[Lines of data]
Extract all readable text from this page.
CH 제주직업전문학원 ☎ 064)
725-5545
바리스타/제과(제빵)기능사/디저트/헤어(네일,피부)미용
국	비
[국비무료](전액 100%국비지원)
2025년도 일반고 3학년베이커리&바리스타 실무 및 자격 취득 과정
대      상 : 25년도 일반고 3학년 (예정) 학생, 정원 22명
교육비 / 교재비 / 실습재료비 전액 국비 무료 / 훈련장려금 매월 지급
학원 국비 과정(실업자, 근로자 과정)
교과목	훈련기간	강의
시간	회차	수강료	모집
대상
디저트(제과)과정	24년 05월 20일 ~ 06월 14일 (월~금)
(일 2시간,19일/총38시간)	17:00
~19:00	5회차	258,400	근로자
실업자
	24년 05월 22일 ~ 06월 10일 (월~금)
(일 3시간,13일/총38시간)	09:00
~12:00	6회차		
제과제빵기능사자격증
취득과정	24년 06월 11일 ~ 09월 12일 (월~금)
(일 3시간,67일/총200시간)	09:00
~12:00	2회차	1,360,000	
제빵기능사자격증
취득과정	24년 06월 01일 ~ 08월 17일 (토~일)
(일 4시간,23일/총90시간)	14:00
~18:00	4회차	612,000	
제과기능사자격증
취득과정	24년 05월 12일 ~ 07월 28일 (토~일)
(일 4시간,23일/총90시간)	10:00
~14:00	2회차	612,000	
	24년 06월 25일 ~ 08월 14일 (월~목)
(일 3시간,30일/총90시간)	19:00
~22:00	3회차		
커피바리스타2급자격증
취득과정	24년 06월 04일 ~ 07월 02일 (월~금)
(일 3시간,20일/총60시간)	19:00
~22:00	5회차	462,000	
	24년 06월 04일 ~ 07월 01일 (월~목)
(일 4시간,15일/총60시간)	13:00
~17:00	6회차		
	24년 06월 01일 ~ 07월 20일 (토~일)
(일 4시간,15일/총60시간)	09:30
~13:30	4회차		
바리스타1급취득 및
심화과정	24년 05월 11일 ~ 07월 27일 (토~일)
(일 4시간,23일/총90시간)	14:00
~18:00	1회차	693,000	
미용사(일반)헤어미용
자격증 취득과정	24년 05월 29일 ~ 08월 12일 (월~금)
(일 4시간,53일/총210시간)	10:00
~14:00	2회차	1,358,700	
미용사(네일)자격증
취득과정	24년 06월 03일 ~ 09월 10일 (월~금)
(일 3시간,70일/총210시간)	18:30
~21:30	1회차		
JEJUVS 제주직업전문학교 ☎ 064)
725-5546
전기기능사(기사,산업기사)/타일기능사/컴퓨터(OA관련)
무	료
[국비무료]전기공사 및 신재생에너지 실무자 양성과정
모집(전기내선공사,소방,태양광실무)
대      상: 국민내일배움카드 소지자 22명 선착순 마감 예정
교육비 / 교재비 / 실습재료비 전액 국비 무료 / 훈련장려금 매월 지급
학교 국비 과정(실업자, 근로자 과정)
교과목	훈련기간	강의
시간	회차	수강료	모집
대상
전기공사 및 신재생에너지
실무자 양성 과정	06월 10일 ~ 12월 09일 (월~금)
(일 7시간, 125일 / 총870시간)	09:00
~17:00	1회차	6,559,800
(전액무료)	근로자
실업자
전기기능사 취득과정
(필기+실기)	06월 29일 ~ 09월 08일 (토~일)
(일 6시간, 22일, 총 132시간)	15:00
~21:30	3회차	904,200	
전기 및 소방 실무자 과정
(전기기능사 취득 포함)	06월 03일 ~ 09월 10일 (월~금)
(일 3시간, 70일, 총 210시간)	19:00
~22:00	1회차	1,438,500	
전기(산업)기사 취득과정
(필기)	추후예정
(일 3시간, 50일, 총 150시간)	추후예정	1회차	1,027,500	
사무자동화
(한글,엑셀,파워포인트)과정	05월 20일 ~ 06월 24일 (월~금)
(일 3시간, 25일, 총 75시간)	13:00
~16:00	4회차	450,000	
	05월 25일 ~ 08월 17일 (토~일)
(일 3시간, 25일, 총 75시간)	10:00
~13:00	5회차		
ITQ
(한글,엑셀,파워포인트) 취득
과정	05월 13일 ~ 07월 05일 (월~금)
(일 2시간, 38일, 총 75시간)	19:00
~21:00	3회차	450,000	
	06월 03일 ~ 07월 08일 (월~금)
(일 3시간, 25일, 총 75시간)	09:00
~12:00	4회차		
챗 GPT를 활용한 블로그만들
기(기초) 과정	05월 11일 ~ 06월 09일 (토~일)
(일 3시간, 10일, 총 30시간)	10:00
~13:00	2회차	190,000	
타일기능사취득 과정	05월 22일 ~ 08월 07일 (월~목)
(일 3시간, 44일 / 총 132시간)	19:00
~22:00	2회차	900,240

(TASK REQUIREMENTS)
Return the entries above exactly, each one complete.

(CORRECT ANSWER)
Extract all readable text from this page.
CH 제주직업전문학원 ☎ 064)
725-5545
바리스타/제과(제빵)기능사/디저트/헤어(네일,피부)미용
국	비
[국비무료](전액 100%국비지원)
2025년도 일반고 3학년베이커리&바리스타 실무 및 자격 취득 과정
대      상 : 25년도 일반고 3학년 (예정) 학생, 정원 22명
교육비 / 교재비 / 실습재료비 전액 국비 무료 / 훈련장려금 매월 지급
학원 국비 과정(실업자, 근로자 과정)
교과목	훈련기간	강의
시간	회차	수강료	모집
대상
디저트(제과)과정	24년 05월 20일 ~ 06월 14일 (월~금)
(일 2시간,19일/총38시간)	17:00
~19:00	5회차	258,400	근로자
실업자
	24년 05월 22일 ~ 06월 10일 (월~금)
(일 3시간,13일/총38시간)	09:00
~12:00	6회차		
제과제빵기능사자격증
취득과정	24년 06월 11일 ~ 09월 12일 (월~금)
(일 3시간,67일/총200시간)	09:00
~12:00	2회차	1,360,000	
제빵기능사자격증
취득과정	24년 06월 01일 ~ 08월 17일 (토~일)
(일 4시간,23일/총90시간)	14:00
~18:00	4회차	612,000	
제과기능사자격증
취득과정	24년 05월 12일 ~ 07월 28일 (토~일)
(일 4시간,23일/총90시간)	10:00
~14:00	2회차	612,000	
	24년 06월 25일 ~ 08월 14일 (월~목)
(일 3시간,30일/총90시간)	19:00
~22:00	3회차		
커피바리스타2급자격증
취득과정	24년 06월 04일 ~ 07월 02일 (월~금)
(일 3시간,20일/총60시간)	19:00
~22:00	5회차	462,000	
	24년 06월 04일 ~ 07월 01일 (월~목)
(일 4시간,15일/총60시간)	13:00
~17:00	6회차		
	24년 06월 01일 ~ 07월 20일 (토~일)
(일 4시간,15일/총60시간)	09:30
~13:30	4회차		
바리스타1급취득 및
심화과정	24년 05월 11일 ~ 07월 27일 (토~일)
(일 4시간,23일/총90시간)	14:00
~18:00	1회차	693,000	
미용사(일반)헤어미용
자격증 취득과정	24년 05월 29일 ~ 08월 12일 (월~금)
(일 4시간,53일/총210시간)	10:00
~14:00	2회차	1,358,700	
미용사(네일)자격증
취득과정	24년 06월 03일 ~ 09월 10일 (월~금)
(일 3시간,70일/총210시간)	18:30
~21:30	1회차		
JEJUVS 제주직업전문학교 ☎ 064)
725-5546
전기기능사(기사,산업기사)/타일기능사/컴퓨터(OA관련)
무	료
[국비무료]전기공사 및 신재생에너지 실무자 양성과정
모집(전기내선공사,소방,태양광실무)
대      상: 국민내일배움카드 소지자 22명 선착순 마감 예정
교육비 / 교재비 / 실습재료비 전액 국비 무료 / 훈련장려금 매월 지급
학교 국비 과정(실업자, 근로자 과정)
교과목	훈련기간	강의
시간	회차	수강료	모집
대상
전기공사 및 신재생에너지
실무자 양성 과정	06월 10일 ~ 12월 09일 (월~금)
(일 7시간, 125일 / 총870시간)	09:00
~17:00	1회차	6,559,800
(전액무료)	근로자
실업자
전기기능사 취득과정
(필기+실기)	06월 29일 ~ 09월 08일 (토~일)
(일 6시간, 22일, 총 132시간)	15:00
~21:30	3회차	904,200	
전기 및 소방 실무자 과정
(전기기능사 취득 포함)	06월 03일 ~ 09월 10일 (월~금)
(일 3시간, 70일, 총 210시간)	19:00
~22:00	1회차	1,438,500	
전기(산업)기사 취득과정
(필기)	추후예정
(일 3시간, 50일, 총 150시간)	추후예정	1회차	1,027,500	
사무자동화
(한글,엑셀,파워포인트)과정	05월 20일 ~ 06월 24일 (월~금)
(일 3시간, 25일, 총 75시간)	13:00
~16:00	4회차	450,000	
	05월 25일 ~ 08월 17일 (토~일)
(일 3시간, 25일, 총 75시간)	10:00
~13:00	5회차		
ITQ
(한글,엑셀,파워포인트) 취득
과정	05월 13일 ~ 07월 05일 (월~금)
(일 2시간, 38일, 총 75시간)	19:00
~21:00	3회차	450,000	
	06월 03일 ~ 07월 08일 (월~금)
(일 3시간, 25일, 총 75시간)	09:00
~12:00	4회차		
챗 GPT를 활용한 블로그만들
기(기초) 과정	05월 11일 ~ 06월 09일 (토~일)
(일 3시간, 10일, 총 30시간)	10:00
~13:00	2회차	190,000	
타일기능사취득 과정	05월 22일 ~ 08월 07일 (월~목)
(일 3시간, 44일 / 총 132시간)	19:00
~22:00	2회차	900,240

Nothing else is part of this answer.